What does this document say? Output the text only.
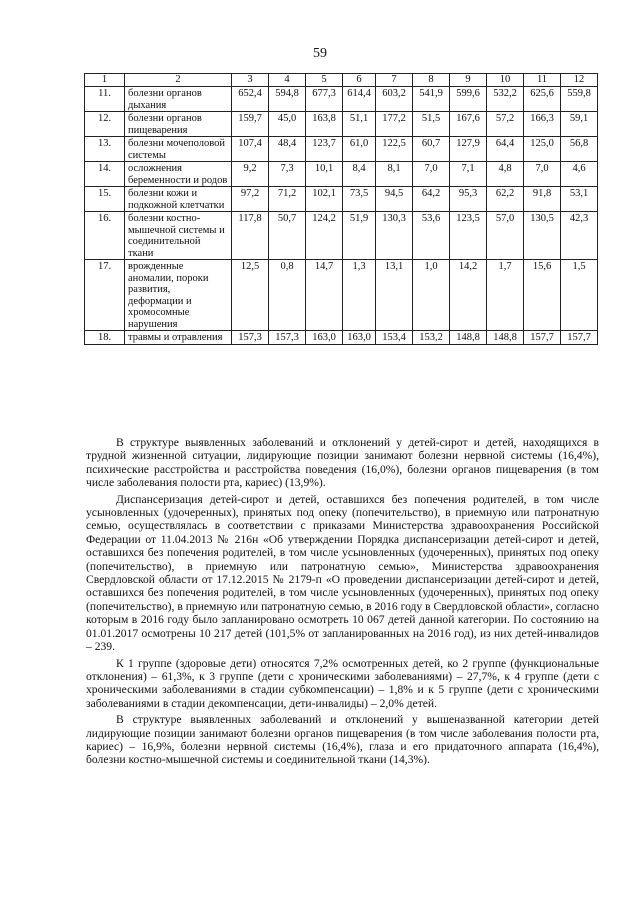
59
1	2	3	4	5	6	7	8	9	10	11	12
11.	болезни органов дыхания	652,4	594,8	677,3	614,4	603,2	541,9	599,6	532,2	625,6	559,8
12.	болезни органов пищеварения	159,7	45,0	163,8	51,1	177,2	51,5	167,6	57,2	166,3	59,1
13.	болезни мочеполовой системы	107,4	48,4	123,7	61,0	122,5	60,7	127,9	64,4	125,0	56,8
14.	осложнения беременности и родов	9,2	7,3	10,1	8,4	8,1	7,0	7,1	4,8	7,0	4,6
15.	болезни кожи и подкожной клетчатки	97,2	71,2	102,1	73,5	94,5	64,2	95,3	62,2	91,8	53,1
16.	болезни костно-мышечной системы и соединительной ткани	117,8	50,7	124,2	51,9	130,3	53,6	123,5	57,0	130,5	42,3
17.	врожденные аномалии, пороки развития, деформации и хромосомные нарушения	12,5	0,8	14,7	1,3	13,1	1,0	14,2	1,7	15,6	1,5
18.	травмы и отравления	157,3	157,3	163,0	163,0	153,4	153,2	148,8	148,8	157,7	157,7

В структуре выявленных заболеваний и отклонений у детей-сирот и детей, находящихся в трудной жизненной ситуации, лидирующие позиции занимают болезни нервной системы (16,4%), психические расстройства и расстройства поведения (16,0%), болезни органов пищеварения (в том числе заболевания полости рта, кариес) (13,9%).

Диспансеризация детей-сирот и детей, оставшихся без попечения родителей, в том числе усыновленных (удочеренных), принятых под опеку (попечительство), в приемную или патронатную семью, осуществлялась в соответствии с приказами Министерства здравоохранения Российской Федерации от 11.04.2013 № 216н «Об утверждении Порядка диспансеризации детей-сирот и детей, оставшихся без попечения родителей, в том числе усыновленных (удочеренных), принятых под опеку (попечительство), в приемную или патронатную семью», Министерства здравоохранения Свердловской области от 17.12.2015 № 2179-п «О проведении диспансеризации детей-сирот и детей, оставшихся без попечения родителей, в том числе усыновленных (удочеренных), принятых под опеку (попечительство), в приемную или патронатную семью, в 2016 году в Свердловской области», согласно которым в 2016 году было запланировано осмотреть 10 067 детей данной категории. По состоянию на 01.01.2017 осмотрены 10 217 детей (101,5% от запланированных на 2016 год), из них детей-инвалидов – 239.

К 1 группе (здоровые дети) относятся 7,2% осмотренных детей, ко 2 группе (функциональные отклонения) – 61,3%, к 3 группе (дети с хроническими заболеваниями) – 27,7%, к 4 группе (дети с хроническими заболеваниями в стадии субкомпенсации) – 1,8% и к 5 группе (дети с хроническими заболеваниями в стадии декомпенсации, дети-инвалиды) – 2,0% детей.

В структуре выявленных заболеваний и отклонений у вышеназванной категории детей лидирующие позиции занимают болезни органов пищеварения (в том числе заболевания полости рта, кариес) – 16,9%, болезни нервной системы (16,4%), глаза и его придаточного аппарата (16,4%), болезни костно-мышечной системы и соединительной ткани (14,3%).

■ EXERCISE DIRECTIONS
Which lines contain the word "соединительной"? Return each of them.

■ REPLY
16.	болезни костно-мышечной системы и соединительной ткани	117,8	50,7	124,2	51,9	130,3	53,6	123,5	57,0	130,5	42,3
В структуре выявленных заболеваний и отклонений у вышеназванной категории детей лидирующие позиции занимают болезни органов пищеварения (в том числе заболевания полости рта, кариес) – 16,9%, болезни нервной системы (16,4%), глаза и его придаточного аппарата (16,4%), болезни костно-мышечной системы и соединительной ткани (14,3%).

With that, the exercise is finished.